- _PROBLEM_
Locate each line holding the string "parents" and copy it.

- _GIVEN RECORDS_
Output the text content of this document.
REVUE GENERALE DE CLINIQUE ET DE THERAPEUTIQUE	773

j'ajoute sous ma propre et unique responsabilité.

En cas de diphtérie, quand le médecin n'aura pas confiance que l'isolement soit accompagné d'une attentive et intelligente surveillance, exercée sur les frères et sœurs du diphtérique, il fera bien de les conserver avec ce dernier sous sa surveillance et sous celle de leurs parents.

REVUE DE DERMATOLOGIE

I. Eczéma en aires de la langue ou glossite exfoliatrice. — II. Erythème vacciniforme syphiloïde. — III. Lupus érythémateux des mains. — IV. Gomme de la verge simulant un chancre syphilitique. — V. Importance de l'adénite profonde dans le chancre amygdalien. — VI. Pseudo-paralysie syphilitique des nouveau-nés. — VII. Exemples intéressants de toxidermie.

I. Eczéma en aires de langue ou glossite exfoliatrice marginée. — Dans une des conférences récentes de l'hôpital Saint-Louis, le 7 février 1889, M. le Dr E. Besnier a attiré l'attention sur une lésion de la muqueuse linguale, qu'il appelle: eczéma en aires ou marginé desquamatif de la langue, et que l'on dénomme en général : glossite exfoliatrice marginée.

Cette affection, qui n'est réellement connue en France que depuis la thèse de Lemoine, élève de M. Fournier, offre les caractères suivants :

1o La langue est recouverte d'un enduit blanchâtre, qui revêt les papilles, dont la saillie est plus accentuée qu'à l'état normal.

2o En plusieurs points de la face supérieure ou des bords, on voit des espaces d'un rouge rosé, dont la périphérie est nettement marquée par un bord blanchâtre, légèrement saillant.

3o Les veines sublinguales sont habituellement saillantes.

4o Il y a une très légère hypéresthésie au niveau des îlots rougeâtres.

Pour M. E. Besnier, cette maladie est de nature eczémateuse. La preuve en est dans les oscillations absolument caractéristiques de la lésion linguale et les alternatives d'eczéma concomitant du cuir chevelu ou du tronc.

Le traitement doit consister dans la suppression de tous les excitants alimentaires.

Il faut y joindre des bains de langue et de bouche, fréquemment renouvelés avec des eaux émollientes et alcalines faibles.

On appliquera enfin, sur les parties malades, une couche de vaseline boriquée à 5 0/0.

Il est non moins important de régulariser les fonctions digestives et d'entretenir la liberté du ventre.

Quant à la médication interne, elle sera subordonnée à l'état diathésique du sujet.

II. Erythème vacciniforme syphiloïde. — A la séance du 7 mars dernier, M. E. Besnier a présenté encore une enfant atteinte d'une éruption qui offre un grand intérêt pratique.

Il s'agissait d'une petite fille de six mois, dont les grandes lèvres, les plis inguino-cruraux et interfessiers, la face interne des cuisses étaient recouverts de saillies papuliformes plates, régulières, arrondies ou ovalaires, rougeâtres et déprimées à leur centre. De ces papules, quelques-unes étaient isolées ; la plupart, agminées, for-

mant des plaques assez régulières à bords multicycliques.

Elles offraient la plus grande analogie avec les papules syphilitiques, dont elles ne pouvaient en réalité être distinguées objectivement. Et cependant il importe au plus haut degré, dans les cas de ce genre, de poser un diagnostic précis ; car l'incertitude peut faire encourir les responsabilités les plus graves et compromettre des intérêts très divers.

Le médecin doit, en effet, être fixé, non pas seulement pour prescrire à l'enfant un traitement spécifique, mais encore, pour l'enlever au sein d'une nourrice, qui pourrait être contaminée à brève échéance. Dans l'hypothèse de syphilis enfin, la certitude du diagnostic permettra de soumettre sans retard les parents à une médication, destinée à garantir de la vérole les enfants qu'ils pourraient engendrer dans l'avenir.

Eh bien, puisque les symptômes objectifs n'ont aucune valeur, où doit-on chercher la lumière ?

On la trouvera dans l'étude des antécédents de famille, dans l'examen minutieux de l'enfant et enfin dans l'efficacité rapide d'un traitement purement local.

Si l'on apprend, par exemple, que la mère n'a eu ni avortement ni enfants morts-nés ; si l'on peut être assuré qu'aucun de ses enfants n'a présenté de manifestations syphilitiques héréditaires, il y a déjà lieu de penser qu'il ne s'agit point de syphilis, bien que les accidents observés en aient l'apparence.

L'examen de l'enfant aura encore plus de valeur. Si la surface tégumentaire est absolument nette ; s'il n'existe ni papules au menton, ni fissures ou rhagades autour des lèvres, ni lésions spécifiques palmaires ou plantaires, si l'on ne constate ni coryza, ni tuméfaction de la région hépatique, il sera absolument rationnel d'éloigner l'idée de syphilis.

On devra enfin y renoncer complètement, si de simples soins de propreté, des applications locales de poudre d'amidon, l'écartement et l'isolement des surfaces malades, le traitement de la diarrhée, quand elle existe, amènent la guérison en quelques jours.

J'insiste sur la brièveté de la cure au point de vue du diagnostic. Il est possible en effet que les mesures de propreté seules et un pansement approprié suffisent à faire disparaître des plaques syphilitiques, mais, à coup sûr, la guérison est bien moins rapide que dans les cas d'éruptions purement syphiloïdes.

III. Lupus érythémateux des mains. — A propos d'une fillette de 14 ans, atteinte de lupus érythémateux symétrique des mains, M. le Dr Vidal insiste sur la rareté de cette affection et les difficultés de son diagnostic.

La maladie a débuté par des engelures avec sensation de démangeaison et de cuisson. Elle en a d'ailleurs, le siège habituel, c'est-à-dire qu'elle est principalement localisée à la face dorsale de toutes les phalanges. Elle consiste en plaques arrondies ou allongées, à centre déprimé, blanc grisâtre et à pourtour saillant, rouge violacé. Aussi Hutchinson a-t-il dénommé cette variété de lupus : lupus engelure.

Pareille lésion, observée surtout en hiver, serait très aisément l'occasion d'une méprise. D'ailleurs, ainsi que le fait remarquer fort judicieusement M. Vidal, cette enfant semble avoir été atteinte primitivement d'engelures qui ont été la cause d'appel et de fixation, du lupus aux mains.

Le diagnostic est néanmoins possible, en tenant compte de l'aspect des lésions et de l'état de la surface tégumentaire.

- _FINAL RESULT_
En cas de diphtérie, quand le médecin n'aura pas confiance que l'isolement soit accompagné d'une attentive et intelligente surveillance, exercée sur les frères et sœurs du diphtérique, il fera bien de les conserver avec ce dernier sous sa surveillance et sous celle de leurs parents.
Le médecin doit, en effet, être fixé, non pas seulement pour prescrire à l'enfant un traitement spécifique, mais encore, pour l'enlever au sein d'une nourrice, qui pourrait être contaminée à brève échéance. Dans l'hypothèse de syphilis enfin, la certitude du diagnostic permettra de soumettre sans retard les parents à une médication, destinée à garantir de la vérole les enfants qu'ils pourraient engendrer dans l'avenir.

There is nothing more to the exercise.